··· INFORMATION PROVIDED ···
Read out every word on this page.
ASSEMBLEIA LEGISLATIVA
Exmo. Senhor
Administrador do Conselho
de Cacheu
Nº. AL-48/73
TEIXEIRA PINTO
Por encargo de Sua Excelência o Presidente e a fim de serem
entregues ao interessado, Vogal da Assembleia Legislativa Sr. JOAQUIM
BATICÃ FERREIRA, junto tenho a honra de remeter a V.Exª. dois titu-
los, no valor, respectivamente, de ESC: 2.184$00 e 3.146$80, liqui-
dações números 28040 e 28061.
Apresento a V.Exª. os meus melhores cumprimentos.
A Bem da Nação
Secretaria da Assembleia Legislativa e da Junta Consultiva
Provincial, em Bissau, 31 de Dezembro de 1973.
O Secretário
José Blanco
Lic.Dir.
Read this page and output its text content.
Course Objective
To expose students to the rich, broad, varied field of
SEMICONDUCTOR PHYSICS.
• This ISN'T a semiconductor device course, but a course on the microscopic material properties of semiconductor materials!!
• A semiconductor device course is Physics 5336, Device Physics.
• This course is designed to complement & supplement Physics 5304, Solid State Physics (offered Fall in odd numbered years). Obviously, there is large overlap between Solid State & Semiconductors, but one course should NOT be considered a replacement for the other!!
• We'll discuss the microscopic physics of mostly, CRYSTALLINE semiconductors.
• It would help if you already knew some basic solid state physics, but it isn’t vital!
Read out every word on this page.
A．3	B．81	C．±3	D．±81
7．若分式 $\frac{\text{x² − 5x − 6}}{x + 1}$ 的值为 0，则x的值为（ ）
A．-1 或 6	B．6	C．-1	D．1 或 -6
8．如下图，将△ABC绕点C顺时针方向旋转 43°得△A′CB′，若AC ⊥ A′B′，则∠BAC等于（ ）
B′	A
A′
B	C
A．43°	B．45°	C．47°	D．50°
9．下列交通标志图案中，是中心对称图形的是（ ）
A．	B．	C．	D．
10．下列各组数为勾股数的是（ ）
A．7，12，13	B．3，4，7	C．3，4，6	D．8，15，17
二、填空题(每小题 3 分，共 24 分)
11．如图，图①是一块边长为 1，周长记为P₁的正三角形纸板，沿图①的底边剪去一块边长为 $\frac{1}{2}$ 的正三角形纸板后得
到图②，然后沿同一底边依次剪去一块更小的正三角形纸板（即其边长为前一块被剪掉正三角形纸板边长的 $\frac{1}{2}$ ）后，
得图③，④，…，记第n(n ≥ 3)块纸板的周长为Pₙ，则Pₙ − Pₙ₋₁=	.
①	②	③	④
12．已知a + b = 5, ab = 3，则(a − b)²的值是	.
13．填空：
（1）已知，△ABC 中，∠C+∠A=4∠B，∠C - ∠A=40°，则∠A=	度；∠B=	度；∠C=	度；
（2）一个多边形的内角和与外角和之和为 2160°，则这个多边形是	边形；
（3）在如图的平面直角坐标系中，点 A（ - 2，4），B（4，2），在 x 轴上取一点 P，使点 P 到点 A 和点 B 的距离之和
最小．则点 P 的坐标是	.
···
◆ DO THIS
Go through the material above line by line and copy it exactly.

◆ SOLUTION FOR THIS PROBLEM
Read out every word on this page.
ASSEMBLEIA LEGISLATIVA
Exmo. Senhor
Administrador do Conselho
de Cacheu
Nº. AL-48/73
TEIXEIRA PINTO
Por encargo de Sua Excelência o Presidente e a fim de serem
entregues ao interessado, Vogal da Assembleia Legislativa Sr. JOAQUIM
BATICÃ FERREIRA, junto tenho a honra de remeter a V.Exª. dois titu-
los, no valor, respectivamente, de ESC: 2.184$00 e 3.146$80, liqui-
dações números 28040 e 28061.
Apresento a V.Exª. os meus melhores cumprimentos.
A Bem da Nação
Secretaria da Assembleia Legislativa e da Junta Consultiva
Provincial, em Bissau, 31 de Dezembro de 1973.
O Secretário
José Blanco
Lic.Dir.
Read this page and output its text content.
Course Objective
To expose students to the rich, broad, varied field of
SEMICONDUCTOR PHYSICS.
• This ISN'T a semiconductor device course, but a course on the microscopic material properties of semiconductor materials!!
• A semiconductor device course is Physics 5336, Device Physics.
• This course is designed to complement & supplement Physics 5304, Solid State Physics (offered Fall in odd numbered years). Obviously, there is large overlap between Solid State & Semiconductors, but one course should NOT be considered a replacement for the other!!
• We'll discuss the microscopic physics of mostly, CRYSTALLINE semiconductors.
• It would help if you already knew some basic solid state physics, but it isn’t vital!
Read out every word on this page.
A．3	B．81	C．±3	D．±81
7．若分式 $\frac{\text{x² − 5x − 6}}{x + 1}$ 的值为 0，则x的值为（ ）
A．-1 或 6	B．6	C．-1	D．1 或 -6
8．如下图，将△ABC绕点C顺时针方向旋转 43°得△A′CB′，若AC ⊥ A′B′，则∠BAC等于（ ）
B′	A
A′
B	C
A．43°	B．45°	C．47°	D．50°
9．下列交通标志图案中，是中心对称图形的是（ ）
A．	B．	C．	D．
10．下列各组数为勾股数的是（ ）
A．7，12，13	B．3，4，7	C．3，4，6	D．8，15，17
二、填空题(每小题 3 分，共 24 分)
11．如图，图①是一块边长为 1，周长记为P₁的正三角形纸板，沿图①的底边剪去一块边长为 $\frac{1}{2}$ 的正三角形纸板后得
到图②，然后沿同一底边依次剪去一块更小的正三角形纸板（即其边长为前一块被剪掉正三角形纸板边长的 $\frac{1}{2}$ ）后，
得图③，④，…，记第n(n ≥ 3)块纸板的周长为Pₙ，则Pₙ − Pₙ₋₁=	.
①	②	③	④
12．已知a + b = 5, ab = 3，则(a − b)²的值是	.
13．填空：
（1）已知，△ABC 中，∠C+∠A=4∠B，∠C - ∠A=40°，则∠A=	度；∠B=	度；∠C=	度；
（2）一个多边形的内角和与外角和之和为 2160°，则这个多边形是	边形；
（3）在如图的平面直角坐标系中，点 A（ - 2，4），B（4，2），在 x 轴上取一点 P，使点 P 到点 A 和点 B 的距离之和
最小．则点 P 的坐标是	.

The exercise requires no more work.